▸ Task requirements: Look below and pull out each line with the word "icon".

▸ Information shown:
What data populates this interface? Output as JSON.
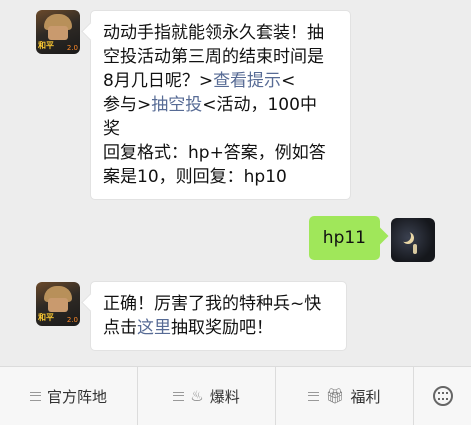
{
  "chat": {
    "message1": {
      "line1": "动动手指就能领永久套装！抽",
      "line2": "空投活动第三周的结束时间是",
      "line3_pre": "8月几日呢？>",
      "line3_link": "查看提示",
      "line3_post": "<",
      "line4_pre": "参与>",
      "line4_link": "抽空投",
      "line4_post": "<活动，100中",
      "line5": "奖",
      "line6": "回复格式：hp+答案，例如答",
      "line7": "案是10，则回复：hp10"
    },
    "message2": {
      "text": "hp11"
    },
    "message3": {
      "line1": "正确！厉害了我的特种兵~快",
      "line2_pre": "点击",
      "line2_link": "这里",
      "line2_post": "抽取奖励吧！"
    },
    "avatar_badge": "2.0",
    "avatar_game_label": "和平",
    "colors": {
      "link": "#576b95",
      "sent_bubble": "#a0e75a",
      "background": "#ededed"
    }
  },
  "menu": {
    "tabs": [
      {
        "label": "官方阵地",
        "icon": "menu-lines-icon"
      },
      {
        "label": "爆料",
        "icon": "flame-icon"
      },
      {
        "label": "福利",
        "icon": "gift-icon"
      }
    ],
    "keyboard_icon": "keyboard-icon"
  }
}
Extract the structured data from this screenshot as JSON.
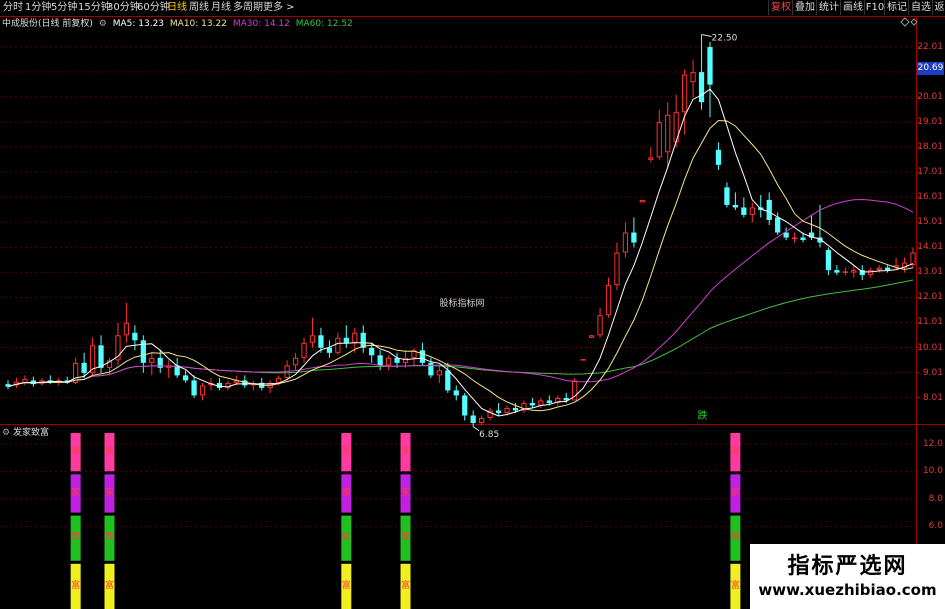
{
  "toolbar": {
    "tabs": [
      {
        "label": "分时",
        "active": false
      },
      {
        "label": "1分钟",
        "active": false
      },
      {
        "label": "5分钟",
        "active": false
      },
      {
        "label": "15分钟",
        "active": false
      },
      {
        "label": "30分钟",
        "active": false
      },
      {
        "label": "60分钟",
        "active": false
      },
      {
        "label": "日线",
        "active": true
      },
      {
        "label": "周线",
        "active": false
      },
      {
        "label": "月线",
        "active": false
      },
      {
        "label": "多周期",
        "active": false
      },
      {
        "label": "更多 >",
        "active": false
      }
    ],
    "right_tabs": [
      {
        "label": "复权",
        "active": true
      },
      {
        "label": "叠加",
        "active": false
      },
      {
        "label": "统计",
        "active": false
      },
      {
        "label": "画线",
        "active": false
      },
      {
        "label": "F10",
        "active": false
      },
      {
        "label": "标记",
        "active": false
      },
      {
        "label": "自选",
        "active": false
      },
      {
        "label": "返",
        "active": false
      }
    ]
  },
  "stock_title": "中成股份(日线 前复权)",
  "ma": {
    "ma5": "MA5: 13.23",
    "ma10": "MA10: 13.22",
    "ma30": "MA30: 14.12",
    "ma60": "MA60: 12.52"
  },
  "center_label": "股标指标网",
  "high_label": "22.50",
  "low_label": "6.85",
  "marker_label": "跌",
  "current_price": "20.69",
  "subchart_title": "发家致富",
  "signal_chars": [
    "发",
    "家",
    "致",
    "富"
  ],
  "price_axis": [
    "22.01",
    "21.01",
    "20.01",
    "19.01",
    "18.01",
    "17.01",
    "16.01",
    "15.01",
    "14.01",
    "13.01",
    "12.01",
    "11.01",
    "10.01",
    "9.01",
    "8.01"
  ],
  "sub_axis": [
    "12.0",
    "10.0",
    "8.0",
    "6.0"
  ],
  "watermark": {
    "cn": "指标严选网",
    "url": "www.xuezhibiao.com"
  },
  "colors": {
    "up": "#ff3030",
    "down": "#54ffff",
    "ma5": "#ffffff",
    "ma10": "#f0e68c",
    "ma30": "#d040d0",
    "ma60": "#40c040",
    "signal_top": "#ff3aa0",
    "signal_mid": "#c020e0",
    "signal_green": "#20c020",
    "signal_yellow": "#f0f020"
  },
  "chart_data": {
    "type": "candlestick",
    "price_range": [
      7.0,
      22.6
    ],
    "candles": [
      {
        "o": 8.55,
        "h": 8.7,
        "l": 8.35,
        "c": 8.45
      },
      {
        "o": 8.5,
        "h": 8.8,
        "l": 8.4,
        "c": 8.65
      },
      {
        "o": 8.6,
        "h": 8.9,
        "l": 8.5,
        "c": 8.75
      },
      {
        "o": 8.7,
        "h": 8.85,
        "l": 8.45,
        "c": 8.55
      },
      {
        "o": 8.55,
        "h": 8.8,
        "l": 8.5,
        "c": 8.7
      },
      {
        "o": 8.7,
        "h": 8.9,
        "l": 8.55,
        "c": 8.6
      },
      {
        "o": 8.6,
        "h": 8.8,
        "l": 8.5,
        "c": 8.7
      },
      {
        "o": 8.7,
        "h": 8.85,
        "l": 8.55,
        "c": 8.6
      },
      {
        "o": 8.6,
        "h": 9.6,
        "l": 8.55,
        "c": 9.4
      },
      {
        "o": 9.4,
        "h": 9.8,
        "l": 8.8,
        "c": 9.0
      },
      {
        "o": 9.0,
        "h": 10.4,
        "l": 8.9,
        "c": 10.1
      },
      {
        "o": 10.1,
        "h": 10.5,
        "l": 9.0,
        "c": 9.2
      },
      {
        "o": 9.2,
        "h": 9.6,
        "l": 8.9,
        "c": 9.5
      },
      {
        "o": 9.5,
        "h": 11.0,
        "l": 9.3,
        "c": 10.5
      },
      {
        "o": 10.5,
        "h": 11.8,
        "l": 10.2,
        "c": 11.0
      },
      {
        "o": 10.6,
        "h": 10.9,
        "l": 9.9,
        "c": 10.3
      },
      {
        "o": 10.3,
        "h": 10.5,
        "l": 9.0,
        "c": 9.4
      },
      {
        "o": 9.4,
        "h": 9.8,
        "l": 8.9,
        "c": 9.6
      },
      {
        "o": 9.6,
        "h": 9.9,
        "l": 9.0,
        "c": 9.2
      },
      {
        "o": 9.2,
        "h": 9.5,
        "l": 8.8,
        "c": 9.3
      },
      {
        "o": 9.3,
        "h": 9.6,
        "l": 8.8,
        "c": 8.9
      },
      {
        "o": 8.9,
        "h": 9.1,
        "l": 8.6,
        "c": 8.7
      },
      {
        "o": 8.7,
        "h": 8.9,
        "l": 8.0,
        "c": 8.1
      },
      {
        "o": 8.1,
        "h": 8.6,
        "l": 7.9,
        "c": 8.5
      },
      {
        "o": 8.5,
        "h": 8.8,
        "l": 8.3,
        "c": 8.6
      },
      {
        "o": 8.6,
        "h": 8.8,
        "l": 8.3,
        "c": 8.4
      },
      {
        "o": 8.4,
        "h": 8.7,
        "l": 8.3,
        "c": 8.6
      },
      {
        "o": 8.6,
        "h": 8.9,
        "l": 8.5,
        "c": 8.7
      },
      {
        "o": 8.7,
        "h": 8.9,
        "l": 8.4,
        "c": 8.5
      },
      {
        "o": 8.5,
        "h": 8.7,
        "l": 8.3,
        "c": 8.6
      },
      {
        "o": 8.6,
        "h": 8.8,
        "l": 8.3,
        "c": 8.4
      },
      {
        "o": 8.4,
        "h": 8.7,
        "l": 8.2,
        "c": 8.6
      },
      {
        "o": 8.6,
        "h": 8.9,
        "l": 8.5,
        "c": 8.8
      },
      {
        "o": 8.8,
        "h": 9.5,
        "l": 8.7,
        "c": 9.3
      },
      {
        "o": 9.3,
        "h": 9.8,
        "l": 9.1,
        "c": 9.6
      },
      {
        "o": 9.6,
        "h": 10.4,
        "l": 9.4,
        "c": 10.2
      },
      {
        "o": 10.2,
        "h": 11.2,
        "l": 10.0,
        "c": 10.5
      },
      {
        "o": 10.5,
        "h": 10.8,
        "l": 9.8,
        "c": 10.0
      },
      {
        "o": 10.0,
        "h": 10.3,
        "l": 9.6,
        "c": 9.8
      },
      {
        "o": 9.8,
        "h": 10.6,
        "l": 9.7,
        "c": 10.4
      },
      {
        "o": 10.4,
        "h": 10.9,
        "l": 10.0,
        "c": 10.2
      },
      {
        "o": 10.2,
        "h": 10.8,
        "l": 9.8,
        "c": 10.6
      },
      {
        "o": 10.6,
        "h": 10.9,
        "l": 9.8,
        "c": 10.0
      },
      {
        "o": 10.0,
        "h": 10.2,
        "l": 9.4,
        "c": 9.7
      },
      {
        "o": 9.7,
        "h": 9.9,
        "l": 9.1,
        "c": 9.3
      },
      {
        "o": 9.3,
        "h": 9.7,
        "l": 9.1,
        "c": 9.6
      },
      {
        "o": 9.6,
        "h": 9.8,
        "l": 9.2,
        "c": 9.4
      },
      {
        "o": 9.4,
        "h": 9.9,
        "l": 9.2,
        "c": 9.6
      },
      {
        "o": 9.6,
        "h": 10.0,
        "l": 9.3,
        "c": 9.9
      },
      {
        "o": 9.9,
        "h": 10.2,
        "l": 9.3,
        "c": 9.4
      },
      {
        "o": 9.4,
        "h": 9.6,
        "l": 8.8,
        "c": 8.9
      },
      {
        "o": 8.9,
        "h": 9.3,
        "l": 8.6,
        "c": 9.1
      },
      {
        "o": 9.1,
        "h": 9.4,
        "l": 8.2,
        "c": 8.3
      },
      {
        "o": 8.3,
        "h": 8.5,
        "l": 7.9,
        "c": 8.1
      },
      {
        "o": 8.1,
        "h": 8.2,
        "l": 7.1,
        "c": 7.3
      },
      {
        "o": 7.3,
        "h": 7.5,
        "l": 6.85,
        "c": 7.0
      },
      {
        "o": 7.0,
        "h": 7.3,
        "l": 6.9,
        "c": 7.2
      },
      {
        "o": 7.2,
        "h": 7.6,
        "l": 7.1,
        "c": 7.5
      },
      {
        "o": 7.5,
        "h": 7.8,
        "l": 7.3,
        "c": 7.4
      },
      {
        "o": 7.4,
        "h": 7.7,
        "l": 7.3,
        "c": 7.6
      },
      {
        "o": 7.6,
        "h": 7.8,
        "l": 7.4,
        "c": 7.5
      },
      {
        "o": 7.5,
        "h": 7.9,
        "l": 7.4,
        "c": 7.8
      },
      {
        "o": 7.8,
        "h": 8.0,
        "l": 7.6,
        "c": 7.7
      },
      {
        "o": 7.7,
        "h": 8.0,
        "l": 7.6,
        "c": 7.9
      },
      {
        "o": 7.9,
        "h": 8.1,
        "l": 7.7,
        "c": 7.8
      },
      {
        "o": 7.8,
        "h": 8.1,
        "l": 7.7,
        "c": 8.0
      },
      {
        "o": 8.0,
        "h": 8.2,
        "l": 7.8,
        "c": 7.9
      },
      {
        "o": 7.9,
        "h": 8.8,
        "l": 7.9,
        "c": 8.7
      },
      {
        "o": 9.5,
        "h": 9.55,
        "l": 9.5,
        "c": 9.55
      },
      {
        "o": 10.4,
        "h": 10.5,
        "l": 10.4,
        "c": 10.5
      },
      {
        "o": 10.5,
        "h": 11.6,
        "l": 10.4,
        "c": 11.3
      },
      {
        "o": 11.3,
        "h": 12.8,
        "l": 11.2,
        "c": 12.5
      },
      {
        "o": 12.5,
        "h": 14.2,
        "l": 12.3,
        "c": 13.8
      },
      {
        "o": 13.8,
        "h": 15.0,
        "l": 13.6,
        "c": 14.6
      },
      {
        "o": 14.6,
        "h": 15.2,
        "l": 14.0,
        "c": 14.2
      },
      {
        "o": 15.8,
        "h": 15.9,
        "l": 15.8,
        "c": 15.9
      },
      {
        "o": 17.5,
        "h": 18.0,
        "l": 17.4,
        "c": 17.6
      },
      {
        "o": 17.6,
        "h": 19.5,
        "l": 17.5,
        "c": 19.0
      },
      {
        "o": 17.8,
        "h": 19.8,
        "l": 17.2,
        "c": 19.3
      },
      {
        "o": 18.2,
        "h": 20.1,
        "l": 18.0,
        "c": 19.4
      },
      {
        "o": 19.4,
        "h": 21.1,
        "l": 18.5,
        "c": 20.9
      },
      {
        "o": 20.6,
        "h": 21.5,
        "l": 20.0,
        "c": 21.0
      },
      {
        "o": 21.0,
        "h": 22.5,
        "l": 19.5,
        "c": 19.8
      },
      {
        "o": 22.0,
        "h": 22.2,
        "l": 19.2,
        "c": 20.5
      },
      {
        "o": 17.9,
        "h": 18.2,
        "l": 17.1,
        "c": 17.3
      },
      {
        "o": 16.4,
        "h": 16.6,
        "l": 15.6,
        "c": 15.7
      },
      {
        "o": 15.7,
        "h": 16.2,
        "l": 15.5,
        "c": 15.6
      },
      {
        "o": 15.6,
        "h": 16.0,
        "l": 15.2,
        "c": 15.3
      },
      {
        "o": 15.3,
        "h": 15.8,
        "l": 15.0,
        "c": 15.6
      },
      {
        "o": 15.6,
        "h": 16.1,
        "l": 15.2,
        "c": 15.5
      },
      {
        "o": 15.9,
        "h": 16.2,
        "l": 14.9,
        "c": 15.1
      },
      {
        "o": 15.2,
        "h": 15.4,
        "l": 14.5,
        "c": 14.6
      },
      {
        "o": 14.6,
        "h": 14.8,
        "l": 14.3,
        "c": 14.4
      },
      {
        "o": 14.4,
        "h": 14.6,
        "l": 14.2,
        "c": 14.4
      },
      {
        "o": 14.4,
        "h": 14.6,
        "l": 14.2,
        "c": 14.3
      },
      {
        "o": 14.6,
        "h": 15.3,
        "l": 14.3,
        "c": 14.4
      },
      {
        "o": 14.4,
        "h": 15.7,
        "l": 14.0,
        "c": 14.2
      },
      {
        "o": 13.9,
        "h": 14.0,
        "l": 12.9,
        "c": 13.1
      },
      {
        "o": 13.1,
        "h": 13.3,
        "l": 12.9,
        "c": 13.0
      },
      {
        "o": 13.0,
        "h": 13.2,
        "l": 12.9,
        "c": 13.05
      },
      {
        "o": 13.0,
        "h": 13.3,
        "l": 12.8,
        "c": 13.1
      },
      {
        "o": 13.1,
        "h": 13.3,
        "l": 12.7,
        "c": 12.9
      },
      {
        "o": 12.9,
        "h": 13.2,
        "l": 12.8,
        "c": 13.1
      },
      {
        "o": 13.1,
        "h": 13.3,
        "l": 13.0,
        "c": 13.2
      },
      {
        "o": 13.2,
        "h": 13.3,
        "l": 13.0,
        "c": 13.1
      },
      {
        "o": 13.2,
        "h": 13.6,
        "l": 13.1,
        "c": 13.3
      },
      {
        "o": 13.2,
        "h": 13.6,
        "l": 13.0,
        "c": 13.4
      },
      {
        "o": 13.3,
        "h": 14.0,
        "l": 13.2,
        "c": 13.8
      }
    ],
    "signal_candle_indices": [
      8,
      12,
      40,
      47,
      86
    ]
  }
}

▸ Output below:
        "icon": "menu-lines-icon"
        "icon": "flame-icon"
        "icon": "gift-icon"
    "keyboard_icon": "keyboard-icon"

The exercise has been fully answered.